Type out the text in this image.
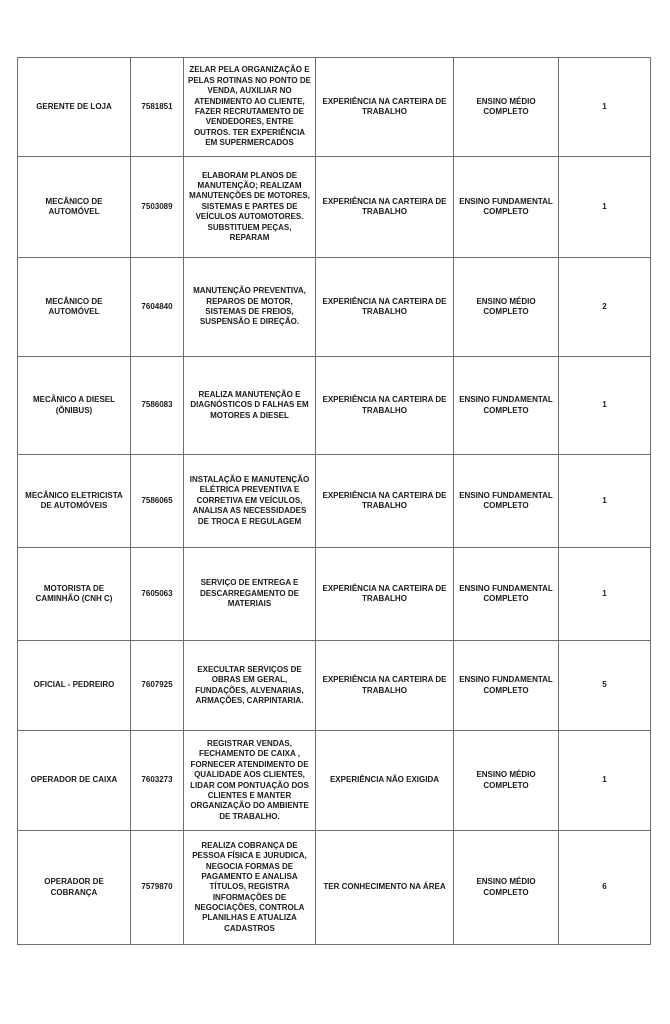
GERENTE DE LOJA	7581851	ZELAR PELA ORGANIZAÇÃO E PELAS ROTINAS NO PONTO DE VENDA, AUXILIAR NO ATENDIMENTO AO CLIENTE, FAZER RECRUTAMENTO DE VENDEDORES, ENTRE OUTROS. TER EXPERIÊNCIA EM SUPERMERCADOS	EXPERIÊNCIA NA CARTEIRA DE TRABALHO	ENSINO MÉDIO COMPLETO	1
MECÂNICO DE AUTOMÓVEL	7503089	ELABORAM PLANOS DE MANUTENÇÃO; REALIZAM MANUTENÇÕES DE MOTORES, SISTEMAS E PARTES DE VEÍCULOS AUTOMOTORES. SUBSTITUEM PEÇAS, REPARAM	EXPERIÊNCIA NA CARTEIRA DE TRABALHO	ENSINO FUNDAMENTAL COMPLETO	1
MECÂNICO DE AUTOMÓVEL	7604840	MANUTENÇÃO PREVENTIVA, REPAROS DE MOTOR, SISTEMAS DE FREIOS, SUSPENSÃO E DIREÇÃO.	EXPERIÊNCIA NA CARTEIRA DE TRABALHO	ENSINO MÉDIO COMPLETO	2
MECÂNICO A DIESEL (ÔNIBUS)	7586083	REALIZA MANUTENÇÃO E DIAGNÓSTICOS D FALHAS EM MOTORES A DIESEL	EXPERIÊNCIA NA CARTEIRA DE TRABALHO	ENSINO FUNDAMENTAL COMPLETO	1
MECÂNICO ELETRICISTA DE AUTOMÓVEIS	7586065	INSTALAÇÃO E MANUTENÇÃO ELÉTRICA PREVENTIVA E CORRETIVA EM VEÍCULOS, ANALISA AS NECESSIDADES DE TROCA E REGULAGEM	EXPERIÊNCIA NA CARTEIRA DE TRABALHO	ENSINO FUNDAMENTAL COMPLETO	1
MOTORISTA DE CAMINHÃO (CNH C)	7605063	SERVIÇO DE ENTREGA E DESCARREGAMENTO DE MATERIAIS	EXPERIÊNCIA NA CARTEIRA DE TRABALHO	ENSINO FUNDAMENTAL COMPLETO	1
OFICIAL - PEDREIRO	7607925	EXECULTAR SERVIÇOS DE OBRAS EM GERAL, FUNDAÇÕES, ALVENARIAS, ARMAÇÕES, CARPINTARIA.	EXPERIÊNCIA NA CARTEIRA DE TRABALHO	ENSINO FUNDAMENTAL COMPLETO	5
OPERADOR DE CAIXA	7603273	REGISTRAR VENDAS, FECHAMENTO DE CAIXA , FORNECER ATENDIMENTO DE QUALIDADE AOS CLIENTES, LIDAR COM PONTUAÇÃO DOS CLIENTES E MANTER ORGANIZAÇÃO DO AMBIENTE DE TRABALHO.	EXPERIÊNCIA NÃO EXIGIDA	ENSINO MÉDIO COMPLETO	1
OPERADOR DE COBRANÇA	7579870	REALIZA COBRANÇA DE PESSOA FÍSICA E JURUDICA, NEGOCIA FORMAS DE PAGAMENTO E ANALISA TÍTULOS, REGISTRA INFORMAÇÕES DE NEGOCIAÇÕES, CONTROLA PLANILHAS E ATUALIZA CADASTROS	TER CONHECIMENTO NA ÁREA	ENSINO MÉDIO COMPLETO	6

-=-=-

Short problem -> Reproduce the records verbatim, omitting all images they contain.

Solution for this task ->
Type out the text in this image.
GERENTE DE LOJA	7581851	ZELAR PELA ORGANIZAÇÃO E PELAS ROTINAS NO PONTO DE VENDA, AUXILIAR NO ATENDIMENTO AO CLIENTE, FAZER RECRUTAMENTO DE VENDEDORES, ENTRE OUTROS. TER EXPERIÊNCIA EM SUPERMERCADOS	EXPERIÊNCIA NA CARTEIRA DE TRABALHO	ENSINO MÉDIO COMPLETO	1
MECÂNICO DE AUTOMÓVEL	7503089	ELABORAM PLANOS DE MANUTENÇÃO; REALIZAM MANUTENÇÕES DE MOTORES, SISTEMAS E PARTES DE VEÍCULOS AUTOMOTORES. SUBSTITUEM PEÇAS, REPARAM	EXPERIÊNCIA NA CARTEIRA DE TRABALHO	ENSINO FUNDAMENTAL COMPLETO	1
MECÂNICO DE AUTOMÓVEL	7604840	MANUTENÇÃO PREVENTIVA, REPAROS DE MOTOR, SISTEMAS DE FREIOS, SUSPENSÃO E DIREÇÃO.	EXPERIÊNCIA NA CARTEIRA DE TRABALHO	ENSINO MÉDIO COMPLETO	2
MECÂNICO A DIESEL (ÔNIBUS)	7586083	REALIZA MANUTENÇÃO E DIAGNÓSTICOS D FALHAS EM MOTORES A DIESEL	EXPERIÊNCIA NA CARTEIRA DE TRABALHO	ENSINO FUNDAMENTAL COMPLETO	1
MECÂNICO ELETRICISTA DE AUTOMÓVEIS	7586065	INSTALAÇÃO E MANUTENÇÃO ELÉTRICA PREVENTIVA E CORRETIVA EM VEÍCULOS, ANALISA AS NECESSIDADES DE TROCA E REGULAGEM	EXPERIÊNCIA NA CARTEIRA DE TRABALHO	ENSINO FUNDAMENTAL COMPLETO	1
MOTORISTA DE CAMINHÃO (CNH C)	7605063	SERVIÇO DE ENTREGA E DESCARREGAMENTO DE MATERIAIS	EXPERIÊNCIA NA CARTEIRA DE TRABALHO	ENSINO FUNDAMENTAL COMPLETO	1
OFICIAL - PEDREIRO	7607925	EXECULTAR SERVIÇOS DE OBRAS EM GERAL, FUNDAÇÕES, ALVENARIAS, ARMAÇÕES, CARPINTARIA.	EXPERIÊNCIA NA CARTEIRA DE TRABALHO	ENSINO FUNDAMENTAL COMPLETO	5
OPERADOR DE CAIXA	7603273	REGISTRAR VENDAS, FECHAMENTO DE CAIXA , FORNECER ATENDIMENTO DE QUALIDADE AOS CLIENTES, LIDAR COM PONTUAÇÃO DOS CLIENTES E MANTER ORGANIZAÇÃO DO AMBIENTE DE TRABALHO.	EXPERIÊNCIA NÃO EXIGIDA	ENSINO MÉDIO COMPLETO	1
OPERADOR DE COBRANÇA	7579870	REALIZA COBRANÇA DE PESSOA FÍSICA E JURUDICA, NEGOCIA FORMAS DE PAGAMENTO E ANALISA TÍTULOS, REGISTRA INFORMAÇÕES DE NEGOCIAÇÕES, CONTROLA PLANILHAS E ATUALIZA CADASTROS	TER CONHECIMENTO NA ÁREA	ENSINO MÉDIO COMPLETO	6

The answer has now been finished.